Exercise aim:
Make an exact copy of all the entries shown below.

Transcribed page data
• • • • •

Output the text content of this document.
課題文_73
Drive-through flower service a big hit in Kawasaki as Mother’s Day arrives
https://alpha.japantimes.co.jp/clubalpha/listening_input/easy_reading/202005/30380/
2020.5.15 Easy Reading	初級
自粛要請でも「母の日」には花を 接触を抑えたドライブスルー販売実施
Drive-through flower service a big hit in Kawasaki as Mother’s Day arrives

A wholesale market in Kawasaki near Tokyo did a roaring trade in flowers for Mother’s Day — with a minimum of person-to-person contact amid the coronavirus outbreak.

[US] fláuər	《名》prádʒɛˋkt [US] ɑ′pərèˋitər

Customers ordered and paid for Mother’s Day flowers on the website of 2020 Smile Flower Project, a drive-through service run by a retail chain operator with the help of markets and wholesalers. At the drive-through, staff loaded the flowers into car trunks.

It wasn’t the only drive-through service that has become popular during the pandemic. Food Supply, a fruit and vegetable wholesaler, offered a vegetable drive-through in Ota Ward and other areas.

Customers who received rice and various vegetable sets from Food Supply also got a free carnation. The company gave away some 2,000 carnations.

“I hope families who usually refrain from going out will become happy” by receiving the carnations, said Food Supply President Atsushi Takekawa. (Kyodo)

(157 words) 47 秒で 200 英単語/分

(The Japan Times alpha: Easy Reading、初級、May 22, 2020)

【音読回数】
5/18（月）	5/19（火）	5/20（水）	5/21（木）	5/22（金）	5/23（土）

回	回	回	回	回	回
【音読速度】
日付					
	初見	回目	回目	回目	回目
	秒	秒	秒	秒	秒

• • • • •

Answer space:
Output the text content of this document.
課題文_73
Drive-through flower service a big hit in Kawasaki as Mother’s Day arrives
https://alpha.japantimes.co.jp/clubalpha/listening_input/easy_reading/202005/30380/
2020.5.15 Easy Reading	初級
自粛要請でも「母の日」には花を 接触を抑えたドライブスルー販売実施
Drive-through flower service a big hit in Kawasaki as Mother’s Day arrives

A wholesale market in Kawasaki near Tokyo did a roaring trade in flowers for Mother’s Day — with a minimum of person-to-person contact amid the coronavirus outbreak.

[US] fláuər	《名》prádʒɛˋkt [US] ɑ′pərèˋitər

Customers ordered and paid for Mother’s Day flowers on the website of 2020 Smile Flower Project, a drive-through service run by a retail chain operator with the help of markets and wholesalers. At the drive-through, staff loaded the flowers into car trunks.

It wasn’t the only drive-through service that has become popular during the pandemic. Food Supply, a fruit and vegetable wholesaler, offered a vegetable drive-through in Ota Ward and other areas.

Customers who received rice and various vegetable sets from Food Supply also got a free carnation. The company gave away some 2,000 carnations.

“I hope families who usually refrain from going out will become happy” by receiving the carnations, said Food Supply President Atsushi Takekawa. (Kyodo)

(157 words) 47 秒で 200 英単語/分

(The Japan Times alpha: Easy Reading、初級、May 22, 2020)

【音読回数】
5/18（月）	5/19（火）	5/20（水）	5/21（木）	5/22（金）	5/23（土）

回	回	回	回	回	回
【音読速度】
日付					
	初見	回目	回目	回目	回目
	秒	秒	秒	秒	秒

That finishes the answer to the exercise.